[Extracted records]
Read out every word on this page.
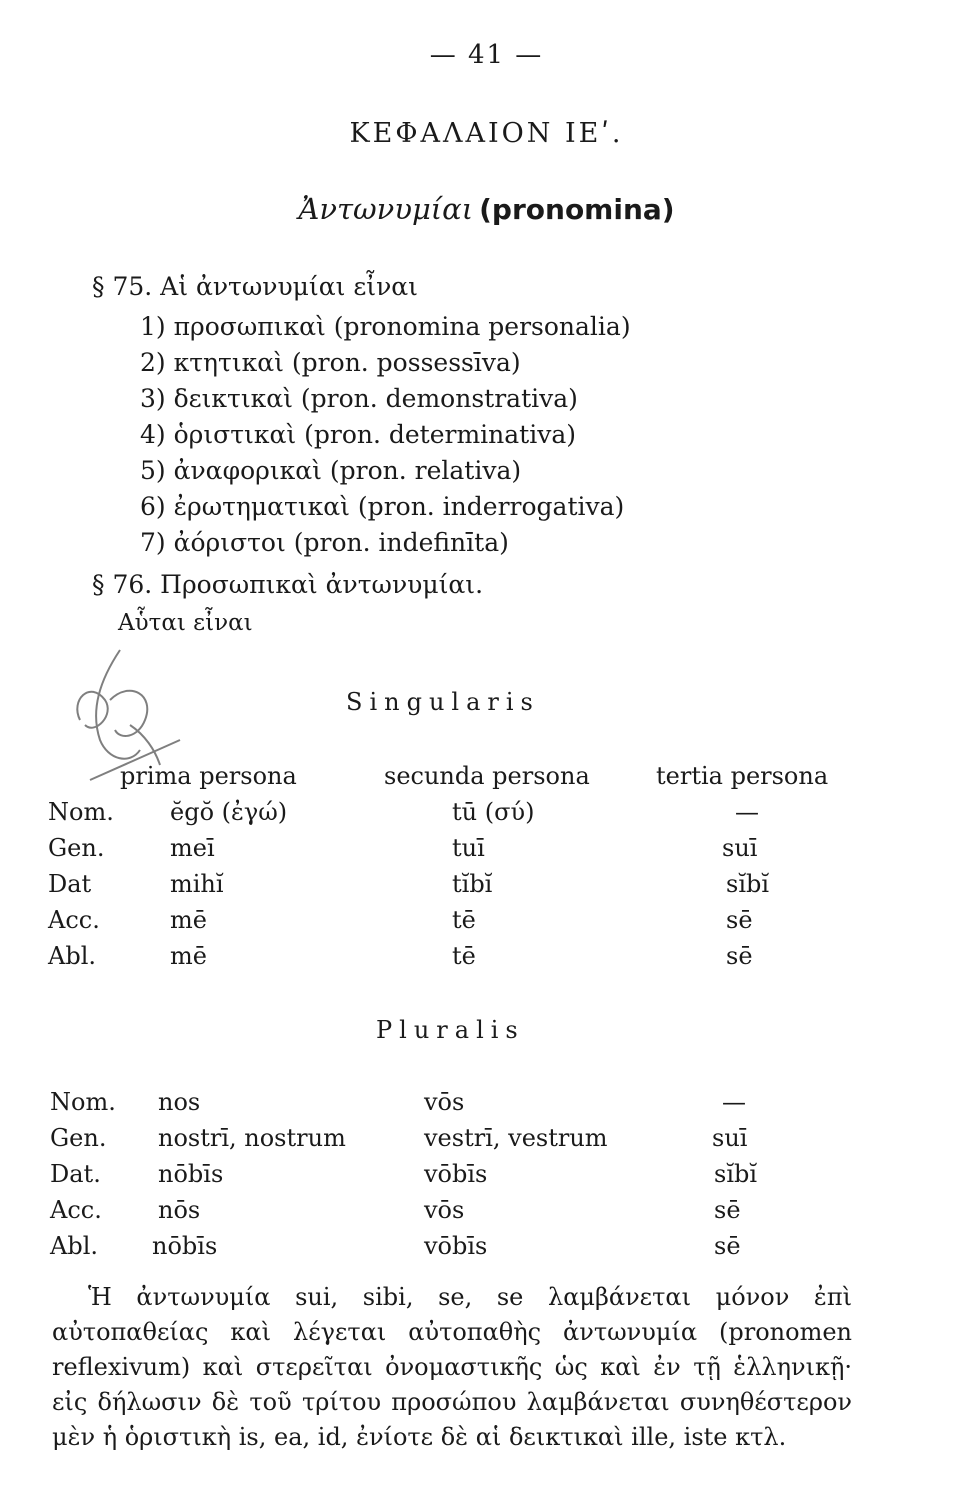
— 41 —
ΚΕΦΑΛΑΙΟΝ ΙΕʹ.
Ἀντωνυμίαι (pronomina)
§ 75. Αἱ ἀντωνυμίαι εἶναι
1) προσωπικαὶ (pronomina personalia)
2) κτητικαὶ (pron. possessīva)
3) δεικτικαὶ (pron. demonstrativa)
4) ὁριστικαὶ (pron. determinativa)
5) ἀναφορικαὶ (pron. relativa)
6) ἐρωτηματικαὶ (pron. inderrogativa)
7) ἀόριστοι (pron. indefinīta)
§ 76. Προσωπικαὶ ἀντωνυμίαι.
Αὗται εἶναι
Singularis
prima persona	secunda persona	tertia persona
Nom. ĕgŏ (ἐγώ)	tū (σύ)	—
Gen.	meī	tuī	suī
Dat	mihĭ	tĭbĭ	sĭbĭ
Acc.	mē	tē	sē
Abl.	mē	tē	sē
Pluralis
Nom. nos	vōs	—
Gen. nostrī, nostrum	vestrī, vestrum	suī
Dat. nōbīs	vōbīs	sĭbĭ
Acc. nōs	vōs	sē
Abl. nōbīs	vōbīs	sē
Ἡ ἀντωνυμία sui, sibi, se, se λαμβάνεται μόνον ἐπὶ αὐτοπαθείας καὶ λέγεται αὐτοπαθὴς ἀντωνυμία (pronomen reflexivum) καὶ στερεῖται ὀνομαστικῆς ὡς καὶ ἐν τῇ ἑλληνικῇ· εἰς δήλωσιν δὲ τοῦ τρίτου προσώπου λαμβάνεται συνηθέστερον μὲν ἡ ὁριστικὴ is, ea, id, ἐνίοτε δὲ αἱ δεικτικαὶ ille, iste κτλ.
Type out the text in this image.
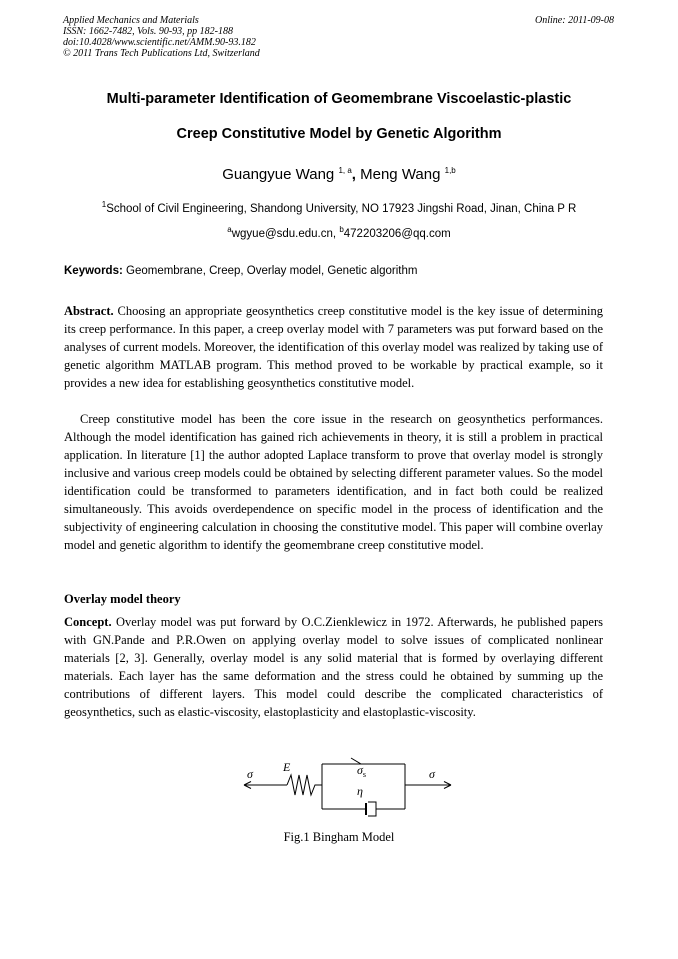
Applied Mechanics and Materials
ISSN: 1662-7482, Vols. 90-93, pp 182-188
doi:10.4028/www.scientific.net/AMM.90-93.182
© 2011 Trans Tech Publications Ltd, Switzerland
Online: 2011-09-08
Multi-parameter Identification of Geomembrane Viscoelastic-plastic
Creep Constitutive Model by Genetic Algorithm
Guangyue Wang $^{1, a}$, Meng Wang $^{1,b}$
$^1$School of Civil Engineering, Shandong University, NO 17923 Jingshi Road, Jinan, China P R
$^a$wgyue@sdu.edu.cn, $^b$472203206@qq.com
Keywords: Geomembrane, Creep, Overlay model, Genetic algorithm
Abstract. Choosing an appropriate geosynthetics creep constitutive model is the key issue of determining its creep performance. In this paper, a creep overlay model with 7 parameters was put forward based on the analyses of current models. Moreover, the identification of this overlay model was realized by taking use of genetic algorithm MATLAB program. This method proved to be workable by practical example, so it provides a new idea for establishing geosynthetics constitutive model.
Creep constitutive model has been the core issue in the research on geosynthetics performances. Although the model identification has gained rich achievements in theory, it is still a problem in practical application. In literature [1] the author adopted Laplace transform to prove that overlay model is strongly inclusive and various creep models could be obtained by selecting different parameter values. So the model identification could be transformed to parameters identification, and in fact both could be realized simultaneously. This avoids overdependence on specific model in the process of identification and the subjectivity of engineering calculation in choosing the constitutive model. This paper will combine overlay model and genetic algorithm to identify the geomembrane creep constitutive model.
Overlay model theory
Concept. Overlay model was put forward by O.C.Zienklewicz in 1972. Afterwards, he published papers with GN.Pande and P.R.Owen on applying overlay model to solve issues of complicated nonlinear materials [2, 3]. Generally, overlay model is any solid material that is formed by overlaying different materials. Each layer has the same deformation and the stress could he obtained by summing up the contributions of different layers. This model could describe the complicated characteristics of geosynthetics, such as elastic-viscosity, elastoplasticity and elastoplastic-viscosity.
σ	E	$\sigma_s$
η
σ
Fig.1 Bingham Model
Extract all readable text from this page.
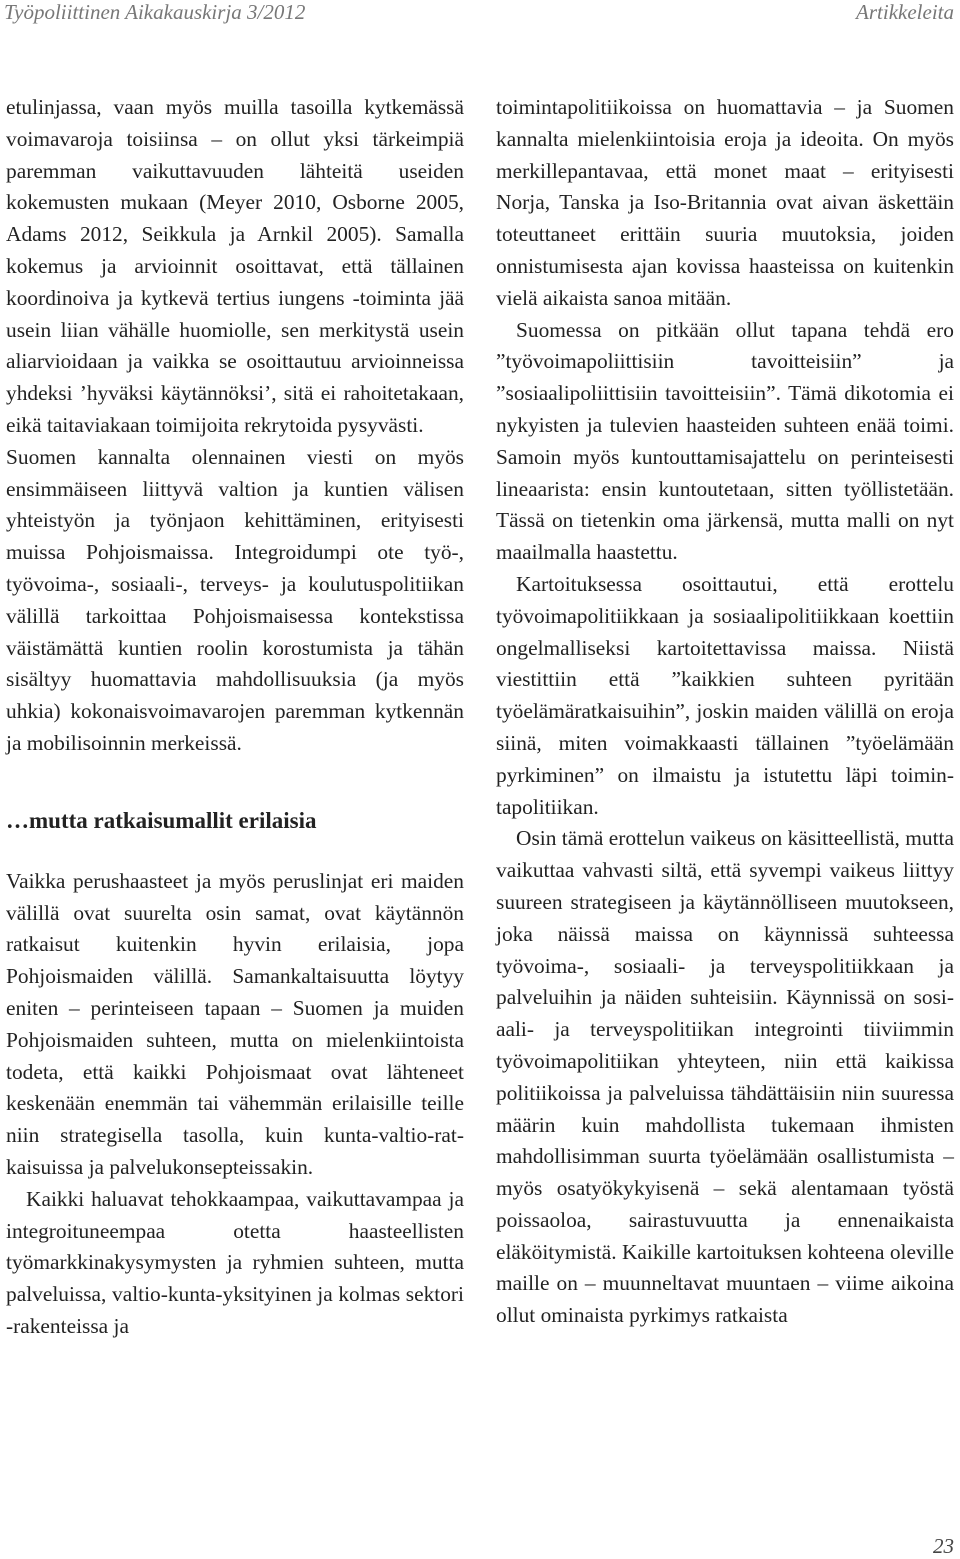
Työpoliittinen Aikakauskirja 3/2012	Artikkeleita

etulinjassa, vaan myös muilla tasoilla kytkemässä voimavaroja toisiinsa – on ollut yksi tärkeimpiä paremman vaikuttavuuden lähteitä useiden kokemusten mukaan (Meyer 2010, Osborne 2005, Adams 2012, Seikkula ja Arnkil 2005). Samalla kokemus ja arvioinnit osoittavat, että tällainen koordinoiva ja kytkevä tertius iungens -toiminta jää usein liian vähälle huomiolle, sen merkitystä usein aliarvioidaan ja vaikka se osoittautuu arvioinneissa yhdeksi ’hyväksi käytännöksi’, sitä ei rahoitetakaan, eikä taitaviakaan toimijoita rekrytoida pysyvästi.

Suomen kannalta olennainen viesti on myös ensimmäiseen liittyvä valtion ja kuntien välisen yhteistyön ja työnjaon kehittäminen, erityisesti muissa Pohjoismaissa. Integroidumpi ote työ-, työvoima-, sosiaali-, terveys- ja koulutuspolitiikan välillä tarkoittaa Pohjoismaisessa kontekstissa väistämättä kuntien roolin korostumista ja tähän sisältyy huomattavia mahdollisuuksia (ja myös uhkia) kokonaisvoimavarojen paremman kytkennän ja mobilisoinnin merkeissä.

…mutta ratkaisumallit erilaisia

Vaikka perushaasteet ja myös peruslinjat eri maiden välillä ovat suurelta osin samat, ovat käytännön ratkaisut kuitenkin hyvin erilaisia, jopa Pohjoismaiden välillä. Samankaltaisuutta löytyy eniten – perinteiseen tapaan – Suomen ja muiden Pohjoismaiden suhteen, mutta on mielenkiintoista todeta, että kaikki Pohjoismaat ovat lähteneet keskenään enemmän tai vähemmän erilaisille teille niin strategisella tasolla, kuin kunta-valtio-ratkaisuissa ja palvelukonsepteissakin.

Kaikki haluavat tehokkaampaa, vaikuttavampaa ja integroituneempaa otetta haasteellisten työmarkkinakysymysten ja ryhmien suhteen, mutta palveluissa, valtio-kunta-yksityinen ja kolmas sektori -rakenteissa ja

toimintapolitiikoissa on huomattavia – ja Suomen kannalta mielenkiintoisia eroja ja ideoita. On myös merkillepantavaa, että monet maat – erityisesti Norja, Tanska ja Iso-Britannia ovat aivan äskettäin toteuttaneet erittäin suuria muutoksia, joiden onnistumisesta ajan kovissa haasteissa on kuitenkin vielä aikaista sanoa mitään.

Suomessa on pitkään ollut tapana tehdä ero ”työvoimapoliittisiin tavoitteisiin” ja ”sosiaalipoliittisiin tavoitteisiin”. Tämä dikotomia ei nykyisten ja tulevien haasteiden suhteen enää toimi. Samoin myös kuntouttamisajattelu on perinteisesti lineaarista: ensin kuntoutetaan, sitten työllistetään. Tässä on tietenkin oma järkensä, mutta malli on nyt maailmalla haastettu.

Kartoituksessa osoittautui, että erottelu työvoimapolitiikkaan ja sosiaalipolitiikkaan koettiin ongelmalliseksi kartoitettavissa maissa. Niistä viestittiin että ”kaikkien suhteen pyritään työelämäratkaisuihin”, joskin maiden välillä on eroja siinä, miten voimakkaasti tällainen ”työelämään pyrkiminen” on ilmaistu ja istutettu läpi toimintapolitiikan.

Osin tämä erottelun vaikeus on käsitteellistä, mutta vaikuttaa vahvasti siltä, että syvempi vaikeus liittyy suureen strategiseen ja käytännölliseen muutokseen, joka näissä maissa on käynnissä suhteessa työvoima-, sosiaali- ja terveyspolitiikkaan ja palveluihin ja näiden suhteisiin. Käynnissä on sosiaali- ja terveyspolitiikan integrointi tiiviimmin työvoimapolitiikan yhteyteen, niin että kaikissa politiikoissa ja palveluissa tähdättäisiin niin suuressa määrin kuin mahdollista tukemaan ihmisten mahdollisimman suurta työelämään osallistumista – myös osatyökykyisenä – sekä alentamaan työstä poissaoloa, sairastuvuutta ja ennenaikaista eläköitymistä. Kaikille kartoituksen kohteena oleville maille on – muunneltavat muuntaen – viime aikoina ollut ominaista pyrkimys ratkaista

23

# The problem
What is the number of lines that hold the string "tällainen"? Give it alone.

# Answer in full
2